» **Extract**
______________________________

- Publisher: The Sangamo Journal
- Publication date: August 25, 1838

= The Suicide's Soliloquy =

Poem

"The Suicide's Soliloquy" is an unsigned poem, possibly written by Abraham Lincoln, first published on August 25, 1838, in The Sangamo Journal, a four-page Whig newspaper in Springfield, Illinois.

Shortly after Lincoln's assassination, one of Lincoln's personal friends, Joshua Speed, told William Herndon, Lincoln's biographer, that Lincoln had written and published "a few lines under the gloomy title of Suicide", although the article had never been found. In 1997, independent writer Richard Lawrence Miller found The Suicide's Soliloquy and, in 2002, came to realize that it matched the descriptions of Lincoln's missing article. Although it seems to follow the same themes and style as Lincoln's other works, there is still controversy over whether it was actually written by Lincoln.

______________________________

» **What you will do**
1 - Answer these questions from the entry on "The Suicide's Soliloquy":
(a) In what city and state was The Sangamo Journal published?
(b) Who told William Herndon that Lincoln had published lines titled "Suicide"?
(c) In what year did Richard Lawrence Miller find the poem?
2 - List every person named in the entry on "The Suicide's Soliloquy."
3 - From the entry on "The Suicide's Soliloquy," pull out the passage that begins with the words containing "- Publisher: The" and ends with "written by Lincoln.".
The records come from a separate source unrelated to the entry on "The Suicide's Soliloquy."

______________________________

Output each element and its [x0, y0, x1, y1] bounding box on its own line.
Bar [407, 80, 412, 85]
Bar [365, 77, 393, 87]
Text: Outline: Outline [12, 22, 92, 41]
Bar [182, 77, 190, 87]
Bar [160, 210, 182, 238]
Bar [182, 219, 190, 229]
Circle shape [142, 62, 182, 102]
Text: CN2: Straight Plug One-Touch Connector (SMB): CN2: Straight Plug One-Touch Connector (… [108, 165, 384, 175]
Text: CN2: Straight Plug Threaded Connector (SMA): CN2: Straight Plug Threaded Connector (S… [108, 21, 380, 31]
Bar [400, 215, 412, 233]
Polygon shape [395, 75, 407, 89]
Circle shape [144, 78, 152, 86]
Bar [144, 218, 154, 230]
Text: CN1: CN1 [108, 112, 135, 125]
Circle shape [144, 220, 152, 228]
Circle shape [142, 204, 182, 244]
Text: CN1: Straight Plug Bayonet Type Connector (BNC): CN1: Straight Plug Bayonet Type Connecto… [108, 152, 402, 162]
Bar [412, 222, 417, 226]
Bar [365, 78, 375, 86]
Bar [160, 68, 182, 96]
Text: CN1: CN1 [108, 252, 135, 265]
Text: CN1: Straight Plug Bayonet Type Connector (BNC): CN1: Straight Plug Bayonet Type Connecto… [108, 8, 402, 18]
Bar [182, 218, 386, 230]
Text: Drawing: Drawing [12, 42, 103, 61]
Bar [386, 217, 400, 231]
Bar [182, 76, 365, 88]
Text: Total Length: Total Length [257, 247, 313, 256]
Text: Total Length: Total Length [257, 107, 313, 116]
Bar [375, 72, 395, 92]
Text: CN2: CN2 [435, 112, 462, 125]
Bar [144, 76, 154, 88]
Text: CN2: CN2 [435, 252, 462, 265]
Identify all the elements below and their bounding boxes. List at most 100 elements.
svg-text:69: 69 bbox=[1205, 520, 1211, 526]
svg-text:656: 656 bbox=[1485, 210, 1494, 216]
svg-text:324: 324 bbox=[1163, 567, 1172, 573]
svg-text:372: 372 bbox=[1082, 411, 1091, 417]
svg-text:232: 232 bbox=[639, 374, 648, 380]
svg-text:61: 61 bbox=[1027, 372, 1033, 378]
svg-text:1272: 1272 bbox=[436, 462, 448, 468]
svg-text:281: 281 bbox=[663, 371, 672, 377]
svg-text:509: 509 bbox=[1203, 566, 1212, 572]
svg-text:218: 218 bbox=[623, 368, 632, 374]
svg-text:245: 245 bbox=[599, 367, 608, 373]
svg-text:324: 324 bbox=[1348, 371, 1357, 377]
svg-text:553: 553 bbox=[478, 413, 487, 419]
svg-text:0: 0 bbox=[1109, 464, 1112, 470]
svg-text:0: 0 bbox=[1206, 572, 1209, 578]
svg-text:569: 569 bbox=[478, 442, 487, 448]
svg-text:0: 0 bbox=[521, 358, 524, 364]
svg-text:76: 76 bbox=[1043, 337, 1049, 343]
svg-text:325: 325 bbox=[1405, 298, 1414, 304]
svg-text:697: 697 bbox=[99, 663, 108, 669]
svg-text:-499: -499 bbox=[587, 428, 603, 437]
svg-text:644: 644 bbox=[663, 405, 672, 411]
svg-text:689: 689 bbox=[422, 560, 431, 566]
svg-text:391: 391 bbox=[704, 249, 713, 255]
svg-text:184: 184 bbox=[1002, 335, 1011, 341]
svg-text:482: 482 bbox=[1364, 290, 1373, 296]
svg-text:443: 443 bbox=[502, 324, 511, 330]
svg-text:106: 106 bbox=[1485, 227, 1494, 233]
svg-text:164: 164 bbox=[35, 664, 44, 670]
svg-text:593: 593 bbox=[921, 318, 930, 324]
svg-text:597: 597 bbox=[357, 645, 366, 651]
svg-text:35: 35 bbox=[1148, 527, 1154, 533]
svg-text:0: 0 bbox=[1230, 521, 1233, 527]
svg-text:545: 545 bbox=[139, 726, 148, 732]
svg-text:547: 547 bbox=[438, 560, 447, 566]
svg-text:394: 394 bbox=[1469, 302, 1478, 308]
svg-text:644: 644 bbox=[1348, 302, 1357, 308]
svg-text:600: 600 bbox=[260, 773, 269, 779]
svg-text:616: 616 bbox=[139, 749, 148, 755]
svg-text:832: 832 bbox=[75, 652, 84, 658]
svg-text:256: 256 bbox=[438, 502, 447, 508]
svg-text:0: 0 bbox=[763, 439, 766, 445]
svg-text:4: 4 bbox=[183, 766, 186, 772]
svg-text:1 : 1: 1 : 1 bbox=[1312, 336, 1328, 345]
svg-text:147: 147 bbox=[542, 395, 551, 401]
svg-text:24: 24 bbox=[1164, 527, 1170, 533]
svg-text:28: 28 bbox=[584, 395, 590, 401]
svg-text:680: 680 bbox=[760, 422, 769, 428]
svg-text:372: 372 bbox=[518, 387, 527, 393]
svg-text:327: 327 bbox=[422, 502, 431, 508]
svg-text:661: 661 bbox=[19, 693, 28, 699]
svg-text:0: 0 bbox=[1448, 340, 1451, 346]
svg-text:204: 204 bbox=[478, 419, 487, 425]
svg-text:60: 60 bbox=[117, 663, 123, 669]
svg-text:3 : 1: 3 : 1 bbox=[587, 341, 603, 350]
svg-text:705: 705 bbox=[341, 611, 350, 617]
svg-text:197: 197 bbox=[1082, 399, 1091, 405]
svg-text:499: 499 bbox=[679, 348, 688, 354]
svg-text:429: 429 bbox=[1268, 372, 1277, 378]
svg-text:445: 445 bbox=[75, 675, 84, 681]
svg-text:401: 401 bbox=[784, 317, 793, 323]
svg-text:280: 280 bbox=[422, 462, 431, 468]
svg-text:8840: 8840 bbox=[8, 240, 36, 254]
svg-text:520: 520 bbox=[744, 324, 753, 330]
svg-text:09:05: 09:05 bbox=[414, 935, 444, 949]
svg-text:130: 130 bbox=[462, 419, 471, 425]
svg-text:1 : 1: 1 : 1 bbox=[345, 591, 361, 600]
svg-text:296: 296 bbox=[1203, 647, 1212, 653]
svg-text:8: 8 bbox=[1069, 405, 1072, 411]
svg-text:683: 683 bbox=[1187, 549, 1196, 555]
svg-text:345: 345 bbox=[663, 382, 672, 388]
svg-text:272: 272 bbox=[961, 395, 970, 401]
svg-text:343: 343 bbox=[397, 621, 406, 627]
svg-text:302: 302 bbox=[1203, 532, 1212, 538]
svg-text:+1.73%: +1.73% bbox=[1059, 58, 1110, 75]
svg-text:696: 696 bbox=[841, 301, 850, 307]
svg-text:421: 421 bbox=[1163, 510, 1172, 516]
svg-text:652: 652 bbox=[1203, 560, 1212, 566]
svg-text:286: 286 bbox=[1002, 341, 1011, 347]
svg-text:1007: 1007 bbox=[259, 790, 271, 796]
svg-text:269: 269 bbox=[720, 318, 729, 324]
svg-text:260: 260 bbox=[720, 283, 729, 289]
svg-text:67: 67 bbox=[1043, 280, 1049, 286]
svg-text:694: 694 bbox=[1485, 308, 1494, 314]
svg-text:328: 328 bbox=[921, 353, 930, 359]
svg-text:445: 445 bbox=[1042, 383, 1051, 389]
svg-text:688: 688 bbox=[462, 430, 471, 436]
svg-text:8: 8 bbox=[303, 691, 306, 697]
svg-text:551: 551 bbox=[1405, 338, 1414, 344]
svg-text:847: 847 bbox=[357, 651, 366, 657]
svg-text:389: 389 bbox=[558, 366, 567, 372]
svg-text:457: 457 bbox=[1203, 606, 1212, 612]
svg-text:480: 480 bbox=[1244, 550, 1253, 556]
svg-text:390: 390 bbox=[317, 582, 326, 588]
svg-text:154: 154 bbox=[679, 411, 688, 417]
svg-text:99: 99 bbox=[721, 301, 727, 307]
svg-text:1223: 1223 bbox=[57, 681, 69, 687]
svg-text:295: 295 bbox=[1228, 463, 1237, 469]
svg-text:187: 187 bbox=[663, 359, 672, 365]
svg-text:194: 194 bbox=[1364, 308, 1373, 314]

______________________________

» **Solutions in order**
1 -
(a) Springfield, Illinois
(b) Joshua Speed
(c) 1997

2 - Abraham Lincoln, Joshua Speed, William Herndon, Richard Lawrence Miller

3 -
- Publisher: The Sangamo Journal
- Publication date: August 25, 1838

= The Suicide's Soliloquy =

Poem

"The Suicide's Soliloquy" is an unsigned poem, possibly written by Abraham Lincoln, first published on August 25, 1838, in The Sangamo Journal, a four-page Whig newspaper in Springfield, Illinois.

Shortly after Lincoln's assassination, one of Lincoln's personal friends, Joshua Speed, told William Herndon, Lincoln's biographer, that Lincoln had written and published "a few lines under the gloomy title of Suicide", although the article had never been found. In 1997, independent writer Richard Lawrence Miller found The Suicide's Soliloquy and, in 2002, came to realize that it matched the descriptions of Lincoln's missing article. Although it seems to follow the same themes and style as Lincoln's other works, there is still controversy over whether it was actually written by Lincoln.